- Requirement:
In the records that follow, count the lines where the string "fest" appears, and give the count with nothing added.

- Extracted entries:

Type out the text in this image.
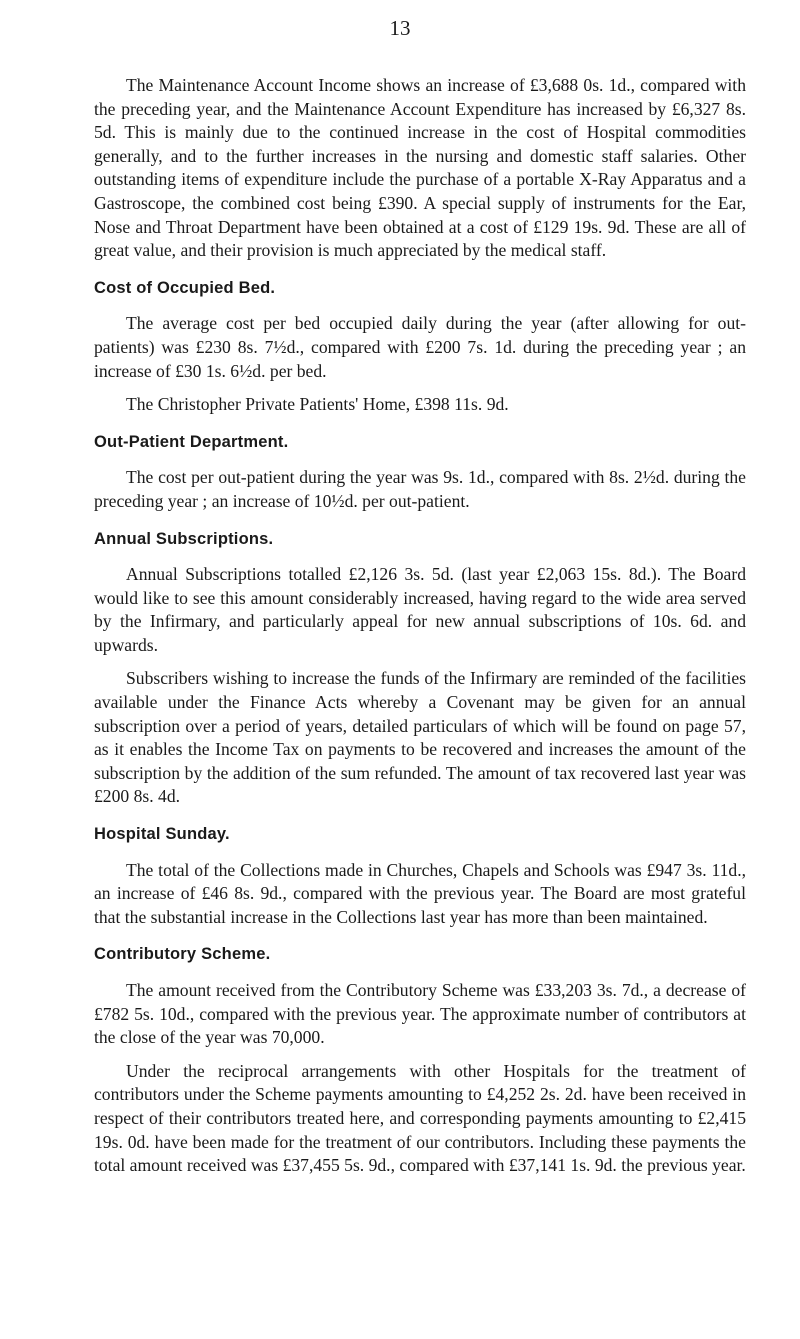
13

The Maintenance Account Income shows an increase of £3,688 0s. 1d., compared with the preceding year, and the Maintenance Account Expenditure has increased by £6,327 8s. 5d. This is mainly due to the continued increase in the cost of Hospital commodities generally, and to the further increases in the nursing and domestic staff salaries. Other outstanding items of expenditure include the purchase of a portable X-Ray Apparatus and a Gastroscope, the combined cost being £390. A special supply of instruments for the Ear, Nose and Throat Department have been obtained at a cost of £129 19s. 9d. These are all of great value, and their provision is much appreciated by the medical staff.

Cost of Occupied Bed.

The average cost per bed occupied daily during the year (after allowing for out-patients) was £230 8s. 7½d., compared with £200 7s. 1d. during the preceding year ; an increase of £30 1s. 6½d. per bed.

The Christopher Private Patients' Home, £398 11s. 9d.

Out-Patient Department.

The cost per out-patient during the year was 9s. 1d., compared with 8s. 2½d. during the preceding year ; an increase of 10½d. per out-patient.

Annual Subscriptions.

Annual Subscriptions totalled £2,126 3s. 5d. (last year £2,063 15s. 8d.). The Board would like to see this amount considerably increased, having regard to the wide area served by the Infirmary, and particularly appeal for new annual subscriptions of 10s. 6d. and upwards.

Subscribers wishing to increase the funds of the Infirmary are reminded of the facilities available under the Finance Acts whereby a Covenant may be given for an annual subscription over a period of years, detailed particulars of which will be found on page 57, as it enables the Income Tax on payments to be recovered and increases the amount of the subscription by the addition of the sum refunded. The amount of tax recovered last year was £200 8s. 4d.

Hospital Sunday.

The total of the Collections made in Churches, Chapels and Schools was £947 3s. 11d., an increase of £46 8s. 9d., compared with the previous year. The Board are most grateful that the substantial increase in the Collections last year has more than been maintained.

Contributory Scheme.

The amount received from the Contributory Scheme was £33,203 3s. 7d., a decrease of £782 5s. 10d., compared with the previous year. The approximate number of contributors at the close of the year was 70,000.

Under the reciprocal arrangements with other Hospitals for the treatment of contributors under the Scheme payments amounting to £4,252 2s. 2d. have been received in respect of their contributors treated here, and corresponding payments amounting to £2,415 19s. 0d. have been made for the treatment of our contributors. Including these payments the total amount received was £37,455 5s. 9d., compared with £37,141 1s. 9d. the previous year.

---

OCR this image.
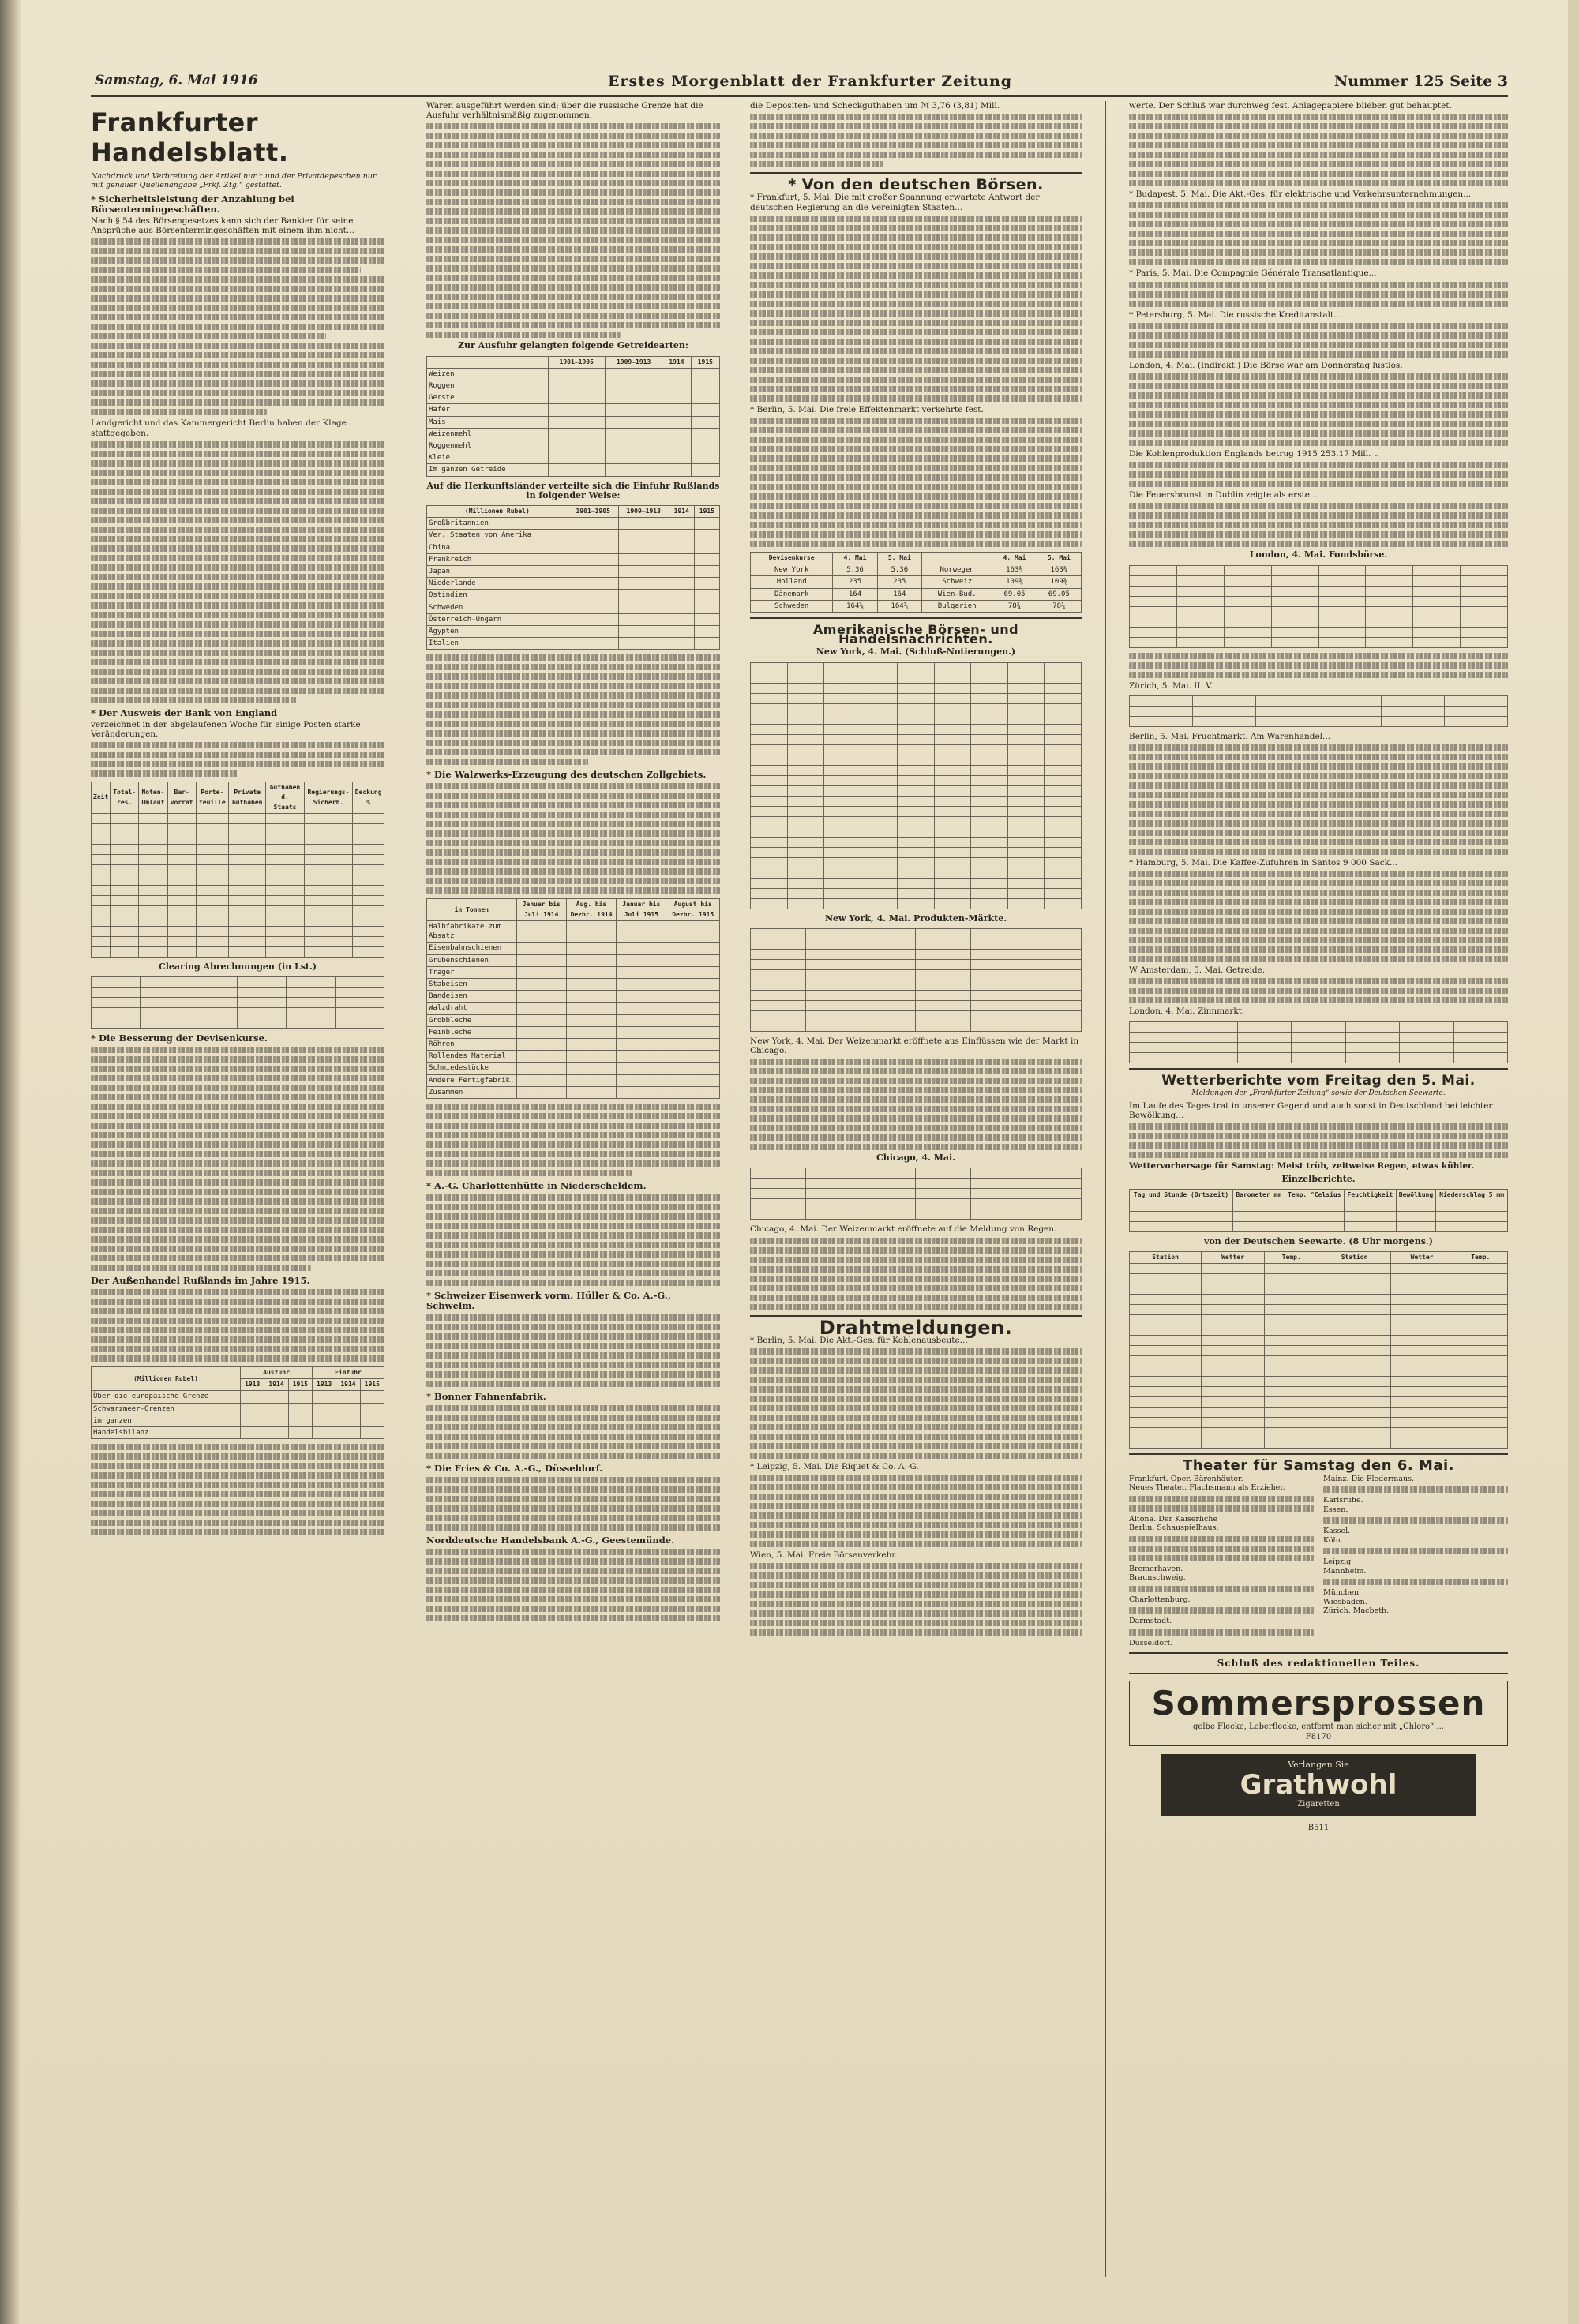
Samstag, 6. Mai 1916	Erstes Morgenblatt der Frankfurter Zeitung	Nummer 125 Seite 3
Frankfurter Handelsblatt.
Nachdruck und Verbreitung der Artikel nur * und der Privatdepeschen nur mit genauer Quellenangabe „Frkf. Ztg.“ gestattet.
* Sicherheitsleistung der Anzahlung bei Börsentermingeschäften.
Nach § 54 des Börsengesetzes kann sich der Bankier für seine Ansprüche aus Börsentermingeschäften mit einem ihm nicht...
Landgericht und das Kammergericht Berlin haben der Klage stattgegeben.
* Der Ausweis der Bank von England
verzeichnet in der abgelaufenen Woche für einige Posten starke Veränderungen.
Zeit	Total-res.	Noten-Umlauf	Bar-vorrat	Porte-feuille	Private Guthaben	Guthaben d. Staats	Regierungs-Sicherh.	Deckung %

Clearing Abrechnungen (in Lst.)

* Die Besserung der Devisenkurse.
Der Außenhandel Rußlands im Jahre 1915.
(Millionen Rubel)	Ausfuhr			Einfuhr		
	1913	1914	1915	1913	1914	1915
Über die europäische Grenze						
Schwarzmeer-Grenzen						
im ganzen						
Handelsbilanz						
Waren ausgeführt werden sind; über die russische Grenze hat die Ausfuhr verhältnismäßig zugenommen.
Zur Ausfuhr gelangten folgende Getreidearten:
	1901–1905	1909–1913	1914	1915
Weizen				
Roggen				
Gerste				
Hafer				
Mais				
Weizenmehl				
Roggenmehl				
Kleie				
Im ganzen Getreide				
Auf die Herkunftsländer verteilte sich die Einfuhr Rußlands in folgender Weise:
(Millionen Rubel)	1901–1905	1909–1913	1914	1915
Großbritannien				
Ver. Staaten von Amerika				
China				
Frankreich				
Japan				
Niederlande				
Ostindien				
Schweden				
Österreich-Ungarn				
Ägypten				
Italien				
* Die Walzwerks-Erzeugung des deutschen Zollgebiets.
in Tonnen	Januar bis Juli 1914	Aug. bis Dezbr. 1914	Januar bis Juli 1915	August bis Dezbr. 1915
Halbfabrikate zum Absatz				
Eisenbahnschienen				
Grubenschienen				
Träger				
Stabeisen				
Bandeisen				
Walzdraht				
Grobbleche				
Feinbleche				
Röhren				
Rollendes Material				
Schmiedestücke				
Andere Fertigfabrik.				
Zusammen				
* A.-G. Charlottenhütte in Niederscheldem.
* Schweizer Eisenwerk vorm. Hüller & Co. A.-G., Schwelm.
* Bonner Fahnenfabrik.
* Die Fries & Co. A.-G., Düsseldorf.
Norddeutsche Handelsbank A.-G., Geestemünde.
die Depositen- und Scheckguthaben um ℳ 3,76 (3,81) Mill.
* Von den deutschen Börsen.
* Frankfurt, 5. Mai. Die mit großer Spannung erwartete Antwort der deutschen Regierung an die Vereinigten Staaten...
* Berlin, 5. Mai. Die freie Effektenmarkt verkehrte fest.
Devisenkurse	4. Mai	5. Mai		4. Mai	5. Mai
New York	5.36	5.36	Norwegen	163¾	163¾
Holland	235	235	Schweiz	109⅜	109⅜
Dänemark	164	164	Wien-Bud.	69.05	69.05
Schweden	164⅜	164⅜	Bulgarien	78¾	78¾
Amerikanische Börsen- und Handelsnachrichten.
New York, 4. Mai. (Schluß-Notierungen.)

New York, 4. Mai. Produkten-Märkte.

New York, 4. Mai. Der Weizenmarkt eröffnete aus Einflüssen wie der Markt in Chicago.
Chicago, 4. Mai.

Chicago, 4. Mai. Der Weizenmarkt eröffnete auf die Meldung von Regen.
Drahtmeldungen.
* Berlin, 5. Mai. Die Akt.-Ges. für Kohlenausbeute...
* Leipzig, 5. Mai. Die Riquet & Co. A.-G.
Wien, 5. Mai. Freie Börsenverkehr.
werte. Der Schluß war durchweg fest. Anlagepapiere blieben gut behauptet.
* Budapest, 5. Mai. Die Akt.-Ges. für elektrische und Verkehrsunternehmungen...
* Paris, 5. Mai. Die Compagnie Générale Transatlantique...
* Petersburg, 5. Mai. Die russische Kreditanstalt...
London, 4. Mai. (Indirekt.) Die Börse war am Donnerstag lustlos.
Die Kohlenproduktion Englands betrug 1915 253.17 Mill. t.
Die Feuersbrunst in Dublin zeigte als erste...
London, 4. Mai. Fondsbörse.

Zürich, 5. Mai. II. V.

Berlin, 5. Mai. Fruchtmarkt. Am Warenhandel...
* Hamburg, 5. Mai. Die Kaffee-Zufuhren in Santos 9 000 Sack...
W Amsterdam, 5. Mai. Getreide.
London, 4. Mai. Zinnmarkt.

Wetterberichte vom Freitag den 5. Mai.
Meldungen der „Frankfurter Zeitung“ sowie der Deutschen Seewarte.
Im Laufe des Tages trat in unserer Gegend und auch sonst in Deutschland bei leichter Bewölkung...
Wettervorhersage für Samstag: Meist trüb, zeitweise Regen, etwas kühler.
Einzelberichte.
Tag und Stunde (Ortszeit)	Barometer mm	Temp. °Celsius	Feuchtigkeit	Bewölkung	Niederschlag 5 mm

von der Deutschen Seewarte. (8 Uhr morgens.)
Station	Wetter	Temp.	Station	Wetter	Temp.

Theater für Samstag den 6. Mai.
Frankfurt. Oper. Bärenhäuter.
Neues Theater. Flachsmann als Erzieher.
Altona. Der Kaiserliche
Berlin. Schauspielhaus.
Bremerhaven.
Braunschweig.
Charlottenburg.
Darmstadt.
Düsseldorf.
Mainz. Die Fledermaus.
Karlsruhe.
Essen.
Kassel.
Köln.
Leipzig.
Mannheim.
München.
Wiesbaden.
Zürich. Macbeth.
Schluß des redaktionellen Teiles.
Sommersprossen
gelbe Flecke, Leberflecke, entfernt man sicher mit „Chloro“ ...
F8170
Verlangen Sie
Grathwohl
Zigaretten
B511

--

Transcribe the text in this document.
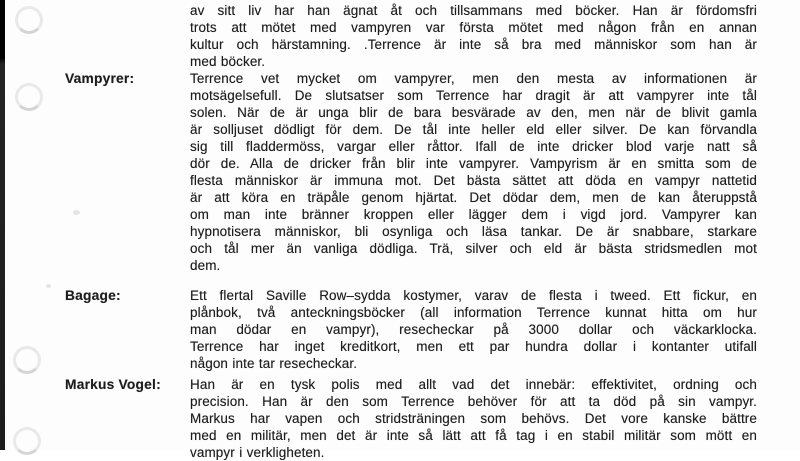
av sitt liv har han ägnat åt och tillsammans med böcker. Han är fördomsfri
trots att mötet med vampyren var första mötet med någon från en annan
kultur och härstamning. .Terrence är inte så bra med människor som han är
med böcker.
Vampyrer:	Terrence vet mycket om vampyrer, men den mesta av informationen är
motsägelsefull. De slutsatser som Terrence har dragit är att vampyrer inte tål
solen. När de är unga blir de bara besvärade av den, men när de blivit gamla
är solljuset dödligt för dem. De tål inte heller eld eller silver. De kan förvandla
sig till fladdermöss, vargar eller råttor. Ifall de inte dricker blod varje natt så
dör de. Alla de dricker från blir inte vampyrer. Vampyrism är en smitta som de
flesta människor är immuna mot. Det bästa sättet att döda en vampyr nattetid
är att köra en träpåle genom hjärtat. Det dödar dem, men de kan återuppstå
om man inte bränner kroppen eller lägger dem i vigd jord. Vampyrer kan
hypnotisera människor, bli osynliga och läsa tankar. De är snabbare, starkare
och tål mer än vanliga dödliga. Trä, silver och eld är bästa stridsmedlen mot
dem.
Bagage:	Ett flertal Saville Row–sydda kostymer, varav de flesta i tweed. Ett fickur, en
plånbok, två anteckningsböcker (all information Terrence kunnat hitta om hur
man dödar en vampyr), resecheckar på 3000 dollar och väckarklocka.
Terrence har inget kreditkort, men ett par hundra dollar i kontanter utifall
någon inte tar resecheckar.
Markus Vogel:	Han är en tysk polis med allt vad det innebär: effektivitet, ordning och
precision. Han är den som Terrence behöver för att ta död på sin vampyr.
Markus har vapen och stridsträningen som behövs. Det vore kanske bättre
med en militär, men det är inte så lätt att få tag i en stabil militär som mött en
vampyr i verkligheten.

- Answer to this problem:
2